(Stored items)
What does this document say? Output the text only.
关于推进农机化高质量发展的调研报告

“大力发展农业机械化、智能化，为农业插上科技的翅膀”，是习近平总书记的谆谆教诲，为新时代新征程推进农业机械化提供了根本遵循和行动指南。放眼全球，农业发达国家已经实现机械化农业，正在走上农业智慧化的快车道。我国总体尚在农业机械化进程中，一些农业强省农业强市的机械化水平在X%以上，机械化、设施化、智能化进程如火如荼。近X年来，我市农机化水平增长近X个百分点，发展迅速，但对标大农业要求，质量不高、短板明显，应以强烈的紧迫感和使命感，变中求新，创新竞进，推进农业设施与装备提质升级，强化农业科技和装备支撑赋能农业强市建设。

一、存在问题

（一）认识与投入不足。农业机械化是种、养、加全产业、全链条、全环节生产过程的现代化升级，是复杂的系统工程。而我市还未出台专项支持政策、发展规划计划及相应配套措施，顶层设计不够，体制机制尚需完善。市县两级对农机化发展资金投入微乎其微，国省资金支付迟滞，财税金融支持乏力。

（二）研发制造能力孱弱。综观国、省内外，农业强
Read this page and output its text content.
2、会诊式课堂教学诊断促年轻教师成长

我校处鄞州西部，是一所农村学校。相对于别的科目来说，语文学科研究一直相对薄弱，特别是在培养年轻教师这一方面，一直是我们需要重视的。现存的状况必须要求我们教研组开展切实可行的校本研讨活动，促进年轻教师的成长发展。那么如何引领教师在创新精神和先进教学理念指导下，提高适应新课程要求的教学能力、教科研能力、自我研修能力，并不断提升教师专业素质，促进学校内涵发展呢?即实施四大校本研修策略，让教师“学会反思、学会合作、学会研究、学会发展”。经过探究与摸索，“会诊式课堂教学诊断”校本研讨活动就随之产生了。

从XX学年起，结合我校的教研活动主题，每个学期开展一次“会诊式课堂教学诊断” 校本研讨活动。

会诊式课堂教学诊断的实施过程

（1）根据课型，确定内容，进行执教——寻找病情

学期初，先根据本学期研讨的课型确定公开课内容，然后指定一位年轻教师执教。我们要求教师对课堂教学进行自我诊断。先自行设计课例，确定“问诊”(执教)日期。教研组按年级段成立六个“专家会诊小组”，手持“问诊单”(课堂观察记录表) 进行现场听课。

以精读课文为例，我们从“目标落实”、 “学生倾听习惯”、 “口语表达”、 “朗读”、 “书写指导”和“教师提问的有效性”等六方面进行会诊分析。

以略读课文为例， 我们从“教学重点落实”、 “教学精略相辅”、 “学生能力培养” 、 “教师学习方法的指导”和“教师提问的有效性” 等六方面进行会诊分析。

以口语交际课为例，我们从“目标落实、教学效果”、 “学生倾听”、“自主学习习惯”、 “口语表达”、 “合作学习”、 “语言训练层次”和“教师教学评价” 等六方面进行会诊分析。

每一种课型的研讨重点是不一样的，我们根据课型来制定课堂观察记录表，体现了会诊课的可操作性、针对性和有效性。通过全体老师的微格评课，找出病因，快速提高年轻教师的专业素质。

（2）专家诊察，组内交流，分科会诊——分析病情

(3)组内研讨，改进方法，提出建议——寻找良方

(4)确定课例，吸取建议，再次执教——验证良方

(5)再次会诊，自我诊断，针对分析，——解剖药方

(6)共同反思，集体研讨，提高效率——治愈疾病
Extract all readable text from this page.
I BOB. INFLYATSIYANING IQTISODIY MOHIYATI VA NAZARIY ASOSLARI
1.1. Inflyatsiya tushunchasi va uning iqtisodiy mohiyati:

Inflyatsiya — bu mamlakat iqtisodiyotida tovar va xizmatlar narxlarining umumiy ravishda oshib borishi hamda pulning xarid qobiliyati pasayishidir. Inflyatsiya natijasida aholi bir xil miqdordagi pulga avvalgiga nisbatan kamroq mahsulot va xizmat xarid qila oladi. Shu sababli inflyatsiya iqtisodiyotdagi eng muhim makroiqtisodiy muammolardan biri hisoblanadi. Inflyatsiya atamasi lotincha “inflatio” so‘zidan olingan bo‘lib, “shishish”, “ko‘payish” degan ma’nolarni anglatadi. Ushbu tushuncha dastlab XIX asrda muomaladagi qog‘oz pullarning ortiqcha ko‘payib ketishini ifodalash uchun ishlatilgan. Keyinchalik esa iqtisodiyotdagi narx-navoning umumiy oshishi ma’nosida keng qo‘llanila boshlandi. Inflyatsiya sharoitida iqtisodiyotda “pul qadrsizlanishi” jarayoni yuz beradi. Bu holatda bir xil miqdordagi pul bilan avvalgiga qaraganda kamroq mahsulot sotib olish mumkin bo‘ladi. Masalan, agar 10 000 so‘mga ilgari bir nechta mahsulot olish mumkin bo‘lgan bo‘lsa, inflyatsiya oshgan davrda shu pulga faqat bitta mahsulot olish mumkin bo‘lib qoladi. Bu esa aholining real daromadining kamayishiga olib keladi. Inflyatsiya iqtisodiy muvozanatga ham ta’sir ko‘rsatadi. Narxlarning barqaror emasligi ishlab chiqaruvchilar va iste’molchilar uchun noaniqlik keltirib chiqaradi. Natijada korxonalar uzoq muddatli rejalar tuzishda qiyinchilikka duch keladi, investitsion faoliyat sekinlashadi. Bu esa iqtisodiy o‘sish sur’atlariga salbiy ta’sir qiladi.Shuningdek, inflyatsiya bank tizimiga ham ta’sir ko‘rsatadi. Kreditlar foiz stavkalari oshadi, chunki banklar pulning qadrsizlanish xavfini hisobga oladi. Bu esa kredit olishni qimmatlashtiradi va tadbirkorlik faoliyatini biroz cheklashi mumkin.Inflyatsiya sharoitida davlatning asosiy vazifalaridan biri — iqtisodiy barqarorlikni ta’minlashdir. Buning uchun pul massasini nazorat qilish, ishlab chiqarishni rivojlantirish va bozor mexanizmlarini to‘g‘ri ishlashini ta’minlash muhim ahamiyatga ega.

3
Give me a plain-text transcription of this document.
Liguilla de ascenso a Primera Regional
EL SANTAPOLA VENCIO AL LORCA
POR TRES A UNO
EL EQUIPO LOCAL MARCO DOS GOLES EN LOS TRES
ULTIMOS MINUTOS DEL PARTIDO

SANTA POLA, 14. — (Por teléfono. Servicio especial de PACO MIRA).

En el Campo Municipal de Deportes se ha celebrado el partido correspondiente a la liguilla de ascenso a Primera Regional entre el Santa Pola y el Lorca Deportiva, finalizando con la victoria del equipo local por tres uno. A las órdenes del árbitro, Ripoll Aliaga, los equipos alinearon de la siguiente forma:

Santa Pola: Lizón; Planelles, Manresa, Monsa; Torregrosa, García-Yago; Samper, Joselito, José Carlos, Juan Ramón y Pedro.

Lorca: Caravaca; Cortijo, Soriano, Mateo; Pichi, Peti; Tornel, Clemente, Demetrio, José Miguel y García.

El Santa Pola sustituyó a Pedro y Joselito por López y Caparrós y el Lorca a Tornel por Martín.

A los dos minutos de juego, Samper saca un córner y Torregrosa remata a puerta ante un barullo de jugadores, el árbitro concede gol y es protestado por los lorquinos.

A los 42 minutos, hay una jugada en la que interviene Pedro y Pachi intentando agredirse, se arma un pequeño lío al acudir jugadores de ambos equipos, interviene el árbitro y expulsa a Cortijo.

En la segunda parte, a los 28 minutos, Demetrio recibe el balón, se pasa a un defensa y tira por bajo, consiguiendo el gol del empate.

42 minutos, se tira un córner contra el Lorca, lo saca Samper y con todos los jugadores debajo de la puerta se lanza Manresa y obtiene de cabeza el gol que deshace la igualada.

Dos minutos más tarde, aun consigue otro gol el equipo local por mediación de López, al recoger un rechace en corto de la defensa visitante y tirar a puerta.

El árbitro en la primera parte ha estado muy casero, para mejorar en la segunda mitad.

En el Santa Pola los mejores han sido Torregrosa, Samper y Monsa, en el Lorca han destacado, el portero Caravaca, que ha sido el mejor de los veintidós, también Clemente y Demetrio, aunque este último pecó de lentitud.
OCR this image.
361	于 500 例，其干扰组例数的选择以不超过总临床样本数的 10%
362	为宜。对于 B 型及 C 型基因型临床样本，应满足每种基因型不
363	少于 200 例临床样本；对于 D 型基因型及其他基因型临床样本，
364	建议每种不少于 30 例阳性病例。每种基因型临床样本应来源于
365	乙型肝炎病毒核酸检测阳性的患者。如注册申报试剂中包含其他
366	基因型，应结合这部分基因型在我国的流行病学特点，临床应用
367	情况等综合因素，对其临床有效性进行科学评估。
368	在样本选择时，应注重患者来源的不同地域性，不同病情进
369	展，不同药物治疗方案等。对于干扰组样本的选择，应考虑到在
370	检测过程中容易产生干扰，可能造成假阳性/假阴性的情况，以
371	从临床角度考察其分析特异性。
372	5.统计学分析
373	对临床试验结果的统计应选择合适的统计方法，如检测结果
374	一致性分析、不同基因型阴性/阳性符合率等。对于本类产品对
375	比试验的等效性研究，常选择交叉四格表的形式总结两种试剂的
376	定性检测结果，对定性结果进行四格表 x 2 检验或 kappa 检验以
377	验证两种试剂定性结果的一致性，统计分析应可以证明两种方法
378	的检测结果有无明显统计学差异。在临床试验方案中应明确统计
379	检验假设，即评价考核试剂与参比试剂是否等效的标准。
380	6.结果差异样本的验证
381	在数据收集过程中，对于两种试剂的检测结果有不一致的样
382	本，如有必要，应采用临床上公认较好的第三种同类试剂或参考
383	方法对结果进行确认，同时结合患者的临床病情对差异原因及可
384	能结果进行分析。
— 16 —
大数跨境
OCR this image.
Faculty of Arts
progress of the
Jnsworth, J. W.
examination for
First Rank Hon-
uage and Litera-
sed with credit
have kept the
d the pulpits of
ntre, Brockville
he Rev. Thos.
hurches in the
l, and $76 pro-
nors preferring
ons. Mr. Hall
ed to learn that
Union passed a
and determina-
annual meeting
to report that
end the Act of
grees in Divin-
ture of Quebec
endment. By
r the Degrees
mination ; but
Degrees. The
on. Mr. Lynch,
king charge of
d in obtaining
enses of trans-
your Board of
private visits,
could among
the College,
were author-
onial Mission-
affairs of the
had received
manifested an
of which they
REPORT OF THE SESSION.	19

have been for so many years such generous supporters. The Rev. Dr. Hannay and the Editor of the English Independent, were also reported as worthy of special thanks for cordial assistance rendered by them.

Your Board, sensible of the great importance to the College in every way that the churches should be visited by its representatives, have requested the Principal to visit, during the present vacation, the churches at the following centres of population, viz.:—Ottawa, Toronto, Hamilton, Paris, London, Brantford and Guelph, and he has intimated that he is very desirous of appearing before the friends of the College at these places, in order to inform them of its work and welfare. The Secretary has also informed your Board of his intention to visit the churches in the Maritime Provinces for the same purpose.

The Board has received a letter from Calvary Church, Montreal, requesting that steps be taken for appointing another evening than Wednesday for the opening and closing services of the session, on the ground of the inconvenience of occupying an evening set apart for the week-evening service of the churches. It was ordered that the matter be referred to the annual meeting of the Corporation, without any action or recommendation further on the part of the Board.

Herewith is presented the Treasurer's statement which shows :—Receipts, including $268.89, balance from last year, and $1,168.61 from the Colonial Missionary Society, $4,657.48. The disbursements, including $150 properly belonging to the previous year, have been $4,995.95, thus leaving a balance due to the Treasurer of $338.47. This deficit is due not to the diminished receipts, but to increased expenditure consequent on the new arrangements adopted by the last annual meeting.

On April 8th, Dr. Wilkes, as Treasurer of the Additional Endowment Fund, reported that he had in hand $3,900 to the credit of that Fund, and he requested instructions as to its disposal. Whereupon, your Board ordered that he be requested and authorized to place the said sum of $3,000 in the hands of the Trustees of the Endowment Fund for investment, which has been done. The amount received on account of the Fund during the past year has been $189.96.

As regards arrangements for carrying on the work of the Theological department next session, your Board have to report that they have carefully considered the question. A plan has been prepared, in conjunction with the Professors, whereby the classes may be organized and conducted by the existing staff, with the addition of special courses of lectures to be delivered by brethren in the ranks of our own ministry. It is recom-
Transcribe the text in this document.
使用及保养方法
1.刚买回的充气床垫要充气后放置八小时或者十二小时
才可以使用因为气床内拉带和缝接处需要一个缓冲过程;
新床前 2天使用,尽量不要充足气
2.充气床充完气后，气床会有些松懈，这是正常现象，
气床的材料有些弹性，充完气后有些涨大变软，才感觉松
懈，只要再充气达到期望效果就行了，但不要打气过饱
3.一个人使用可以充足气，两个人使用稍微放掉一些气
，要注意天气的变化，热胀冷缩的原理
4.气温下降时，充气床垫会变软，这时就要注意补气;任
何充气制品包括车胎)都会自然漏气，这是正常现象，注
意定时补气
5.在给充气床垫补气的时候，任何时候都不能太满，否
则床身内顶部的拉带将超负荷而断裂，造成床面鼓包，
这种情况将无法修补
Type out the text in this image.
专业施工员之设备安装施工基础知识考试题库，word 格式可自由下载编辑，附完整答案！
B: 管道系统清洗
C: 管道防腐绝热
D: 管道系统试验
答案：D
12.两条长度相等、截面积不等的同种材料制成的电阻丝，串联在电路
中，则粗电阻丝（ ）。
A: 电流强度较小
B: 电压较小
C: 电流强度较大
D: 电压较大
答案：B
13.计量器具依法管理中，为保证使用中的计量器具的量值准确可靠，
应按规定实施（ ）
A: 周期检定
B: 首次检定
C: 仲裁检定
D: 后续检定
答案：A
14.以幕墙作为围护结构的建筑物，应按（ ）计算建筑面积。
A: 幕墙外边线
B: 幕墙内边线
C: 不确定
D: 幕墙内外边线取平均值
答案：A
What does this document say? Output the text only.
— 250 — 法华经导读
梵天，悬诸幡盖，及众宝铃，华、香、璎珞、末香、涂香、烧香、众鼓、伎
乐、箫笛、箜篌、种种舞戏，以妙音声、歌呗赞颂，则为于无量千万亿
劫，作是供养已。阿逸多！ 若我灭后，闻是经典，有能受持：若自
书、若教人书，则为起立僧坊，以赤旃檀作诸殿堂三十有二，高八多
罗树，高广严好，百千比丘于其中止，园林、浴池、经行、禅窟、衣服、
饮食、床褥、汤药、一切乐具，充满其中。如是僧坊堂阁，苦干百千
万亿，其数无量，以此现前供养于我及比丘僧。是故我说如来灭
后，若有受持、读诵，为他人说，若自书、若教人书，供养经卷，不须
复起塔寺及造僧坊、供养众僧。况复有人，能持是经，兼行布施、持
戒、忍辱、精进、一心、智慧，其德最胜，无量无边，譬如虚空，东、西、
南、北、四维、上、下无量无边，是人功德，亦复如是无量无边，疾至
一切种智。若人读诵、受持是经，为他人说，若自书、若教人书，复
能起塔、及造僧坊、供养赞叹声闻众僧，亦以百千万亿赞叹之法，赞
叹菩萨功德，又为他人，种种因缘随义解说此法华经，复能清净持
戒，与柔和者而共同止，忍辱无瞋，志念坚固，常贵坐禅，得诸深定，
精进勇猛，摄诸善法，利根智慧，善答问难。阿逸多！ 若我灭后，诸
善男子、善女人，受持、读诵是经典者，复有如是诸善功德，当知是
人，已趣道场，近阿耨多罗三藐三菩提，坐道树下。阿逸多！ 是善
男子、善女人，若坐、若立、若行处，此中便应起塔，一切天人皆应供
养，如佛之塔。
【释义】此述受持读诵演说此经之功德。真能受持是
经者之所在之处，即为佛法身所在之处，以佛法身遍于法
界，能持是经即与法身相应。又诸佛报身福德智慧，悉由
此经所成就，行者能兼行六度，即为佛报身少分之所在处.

TO BE DONE: Show every line that contains the word "等六方面进行会诊分析".

CORRECT OUTPUT:
以精读课文为例，我们从“目标落实”、 “学生倾听习惯”、 “口语表达”、 “朗读”、 “书写指导”和“教师提问的有效性”等六方面进行会诊分析。
以略读课文为例， 我们从“教学重点落实”、 “教学精略相辅”、 “学生能力培养” 、 “教师学习方法的指导”和“教师提问的有效性” 等六方面进行会诊分析。
以口语交际课为例，我们从“目标落实、教学效果”、 “学生倾听”、“自主学习习惯”、 “口语表达”、 “合作学习”、 “语言训练层次”和“教师教学评价” 等六方面进行会诊分析。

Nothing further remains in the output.